**AIM:** Count every line below in which "type" occurs, then give only the count.

**MATERIAL FOR THIS TASK:**
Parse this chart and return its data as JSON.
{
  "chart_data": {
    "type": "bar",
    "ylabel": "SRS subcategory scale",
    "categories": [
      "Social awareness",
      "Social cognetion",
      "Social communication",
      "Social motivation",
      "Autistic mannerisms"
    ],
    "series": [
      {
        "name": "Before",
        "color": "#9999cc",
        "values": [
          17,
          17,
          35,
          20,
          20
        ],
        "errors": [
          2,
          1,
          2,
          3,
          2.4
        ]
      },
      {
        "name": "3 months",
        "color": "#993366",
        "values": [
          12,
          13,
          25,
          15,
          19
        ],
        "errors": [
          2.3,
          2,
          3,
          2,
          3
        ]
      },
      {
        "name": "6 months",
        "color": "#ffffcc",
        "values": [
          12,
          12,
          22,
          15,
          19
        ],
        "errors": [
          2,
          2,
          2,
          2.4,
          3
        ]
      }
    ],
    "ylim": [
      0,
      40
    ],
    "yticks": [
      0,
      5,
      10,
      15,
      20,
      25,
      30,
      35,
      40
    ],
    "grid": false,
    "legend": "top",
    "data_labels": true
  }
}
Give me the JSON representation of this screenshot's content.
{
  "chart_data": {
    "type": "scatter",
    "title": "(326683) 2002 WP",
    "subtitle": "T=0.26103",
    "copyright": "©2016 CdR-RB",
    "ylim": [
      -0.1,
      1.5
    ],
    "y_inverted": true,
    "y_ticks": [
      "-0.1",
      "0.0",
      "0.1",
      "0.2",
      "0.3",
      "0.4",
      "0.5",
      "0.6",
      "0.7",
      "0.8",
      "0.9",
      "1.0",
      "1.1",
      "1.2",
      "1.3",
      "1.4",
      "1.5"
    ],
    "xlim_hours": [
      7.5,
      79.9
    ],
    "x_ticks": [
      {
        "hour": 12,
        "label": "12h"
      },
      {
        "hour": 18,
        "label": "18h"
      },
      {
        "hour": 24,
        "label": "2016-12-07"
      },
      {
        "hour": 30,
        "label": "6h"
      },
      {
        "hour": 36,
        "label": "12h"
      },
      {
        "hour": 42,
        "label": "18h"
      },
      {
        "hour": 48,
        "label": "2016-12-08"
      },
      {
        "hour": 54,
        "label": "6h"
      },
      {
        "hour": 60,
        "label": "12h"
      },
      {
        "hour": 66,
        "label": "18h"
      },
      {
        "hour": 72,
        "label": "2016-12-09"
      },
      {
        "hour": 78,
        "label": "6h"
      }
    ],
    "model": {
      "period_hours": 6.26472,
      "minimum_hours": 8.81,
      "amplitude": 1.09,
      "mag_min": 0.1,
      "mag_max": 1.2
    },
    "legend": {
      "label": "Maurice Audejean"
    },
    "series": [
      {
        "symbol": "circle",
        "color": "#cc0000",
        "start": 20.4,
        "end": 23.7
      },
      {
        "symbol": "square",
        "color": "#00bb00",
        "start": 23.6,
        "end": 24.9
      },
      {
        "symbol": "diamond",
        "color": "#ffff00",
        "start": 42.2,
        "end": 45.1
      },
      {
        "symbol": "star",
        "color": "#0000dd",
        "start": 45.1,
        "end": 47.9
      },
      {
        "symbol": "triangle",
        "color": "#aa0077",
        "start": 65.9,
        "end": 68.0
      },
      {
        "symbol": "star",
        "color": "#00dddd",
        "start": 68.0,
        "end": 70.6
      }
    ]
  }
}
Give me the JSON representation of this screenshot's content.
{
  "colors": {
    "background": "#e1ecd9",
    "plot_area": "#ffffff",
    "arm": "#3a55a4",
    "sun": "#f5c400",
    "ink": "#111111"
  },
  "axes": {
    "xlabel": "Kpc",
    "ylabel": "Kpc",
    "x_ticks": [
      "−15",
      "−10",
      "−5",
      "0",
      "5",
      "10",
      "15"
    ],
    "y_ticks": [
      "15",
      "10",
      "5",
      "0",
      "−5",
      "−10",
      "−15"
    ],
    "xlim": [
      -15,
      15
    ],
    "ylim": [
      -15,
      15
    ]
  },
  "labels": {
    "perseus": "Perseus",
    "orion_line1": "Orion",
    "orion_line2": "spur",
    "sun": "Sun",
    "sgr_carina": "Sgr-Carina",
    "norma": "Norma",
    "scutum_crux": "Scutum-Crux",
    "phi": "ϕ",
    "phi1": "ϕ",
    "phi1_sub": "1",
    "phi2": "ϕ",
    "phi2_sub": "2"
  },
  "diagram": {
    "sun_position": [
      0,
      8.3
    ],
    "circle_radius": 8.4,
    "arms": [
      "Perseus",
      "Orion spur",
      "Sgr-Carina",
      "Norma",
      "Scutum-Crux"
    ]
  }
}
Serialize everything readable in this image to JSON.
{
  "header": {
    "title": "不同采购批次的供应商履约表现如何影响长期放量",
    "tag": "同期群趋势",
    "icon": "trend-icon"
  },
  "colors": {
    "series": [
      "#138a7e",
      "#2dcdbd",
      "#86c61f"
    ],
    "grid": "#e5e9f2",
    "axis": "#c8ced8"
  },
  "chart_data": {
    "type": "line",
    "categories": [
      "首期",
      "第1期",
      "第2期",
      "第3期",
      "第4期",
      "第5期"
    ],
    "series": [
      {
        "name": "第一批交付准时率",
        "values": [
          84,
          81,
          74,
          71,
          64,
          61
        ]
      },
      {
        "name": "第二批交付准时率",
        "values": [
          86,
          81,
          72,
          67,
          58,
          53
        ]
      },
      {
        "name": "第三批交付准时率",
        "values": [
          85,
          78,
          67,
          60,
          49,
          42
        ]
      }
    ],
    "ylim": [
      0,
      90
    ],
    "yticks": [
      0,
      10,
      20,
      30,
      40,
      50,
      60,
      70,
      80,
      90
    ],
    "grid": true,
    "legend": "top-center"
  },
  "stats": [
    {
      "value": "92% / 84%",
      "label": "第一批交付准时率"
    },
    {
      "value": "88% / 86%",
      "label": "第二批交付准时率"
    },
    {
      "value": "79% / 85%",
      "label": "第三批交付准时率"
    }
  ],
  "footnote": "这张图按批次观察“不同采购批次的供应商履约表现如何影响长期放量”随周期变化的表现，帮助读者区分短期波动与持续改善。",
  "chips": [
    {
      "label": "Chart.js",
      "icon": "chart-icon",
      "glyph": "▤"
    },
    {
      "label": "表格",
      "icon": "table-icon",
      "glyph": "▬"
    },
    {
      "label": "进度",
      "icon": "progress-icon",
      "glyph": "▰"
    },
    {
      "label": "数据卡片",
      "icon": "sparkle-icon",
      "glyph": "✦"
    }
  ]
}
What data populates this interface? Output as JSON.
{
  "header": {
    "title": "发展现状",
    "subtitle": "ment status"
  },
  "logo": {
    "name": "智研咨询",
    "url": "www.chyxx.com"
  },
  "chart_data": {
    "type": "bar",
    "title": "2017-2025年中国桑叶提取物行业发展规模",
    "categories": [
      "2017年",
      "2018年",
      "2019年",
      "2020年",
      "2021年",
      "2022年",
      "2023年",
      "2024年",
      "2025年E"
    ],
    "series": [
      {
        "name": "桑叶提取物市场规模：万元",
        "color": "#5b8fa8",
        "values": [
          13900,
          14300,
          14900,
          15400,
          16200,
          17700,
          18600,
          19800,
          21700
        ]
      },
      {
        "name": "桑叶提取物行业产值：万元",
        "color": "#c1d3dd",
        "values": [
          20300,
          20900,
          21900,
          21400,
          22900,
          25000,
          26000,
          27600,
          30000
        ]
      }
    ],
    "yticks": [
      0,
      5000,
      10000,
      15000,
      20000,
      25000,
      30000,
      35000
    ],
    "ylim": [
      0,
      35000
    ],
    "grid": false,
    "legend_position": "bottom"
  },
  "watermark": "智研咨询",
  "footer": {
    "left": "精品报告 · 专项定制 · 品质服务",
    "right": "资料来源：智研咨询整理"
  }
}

**RESULT FOR THIS EXERCISE:** 4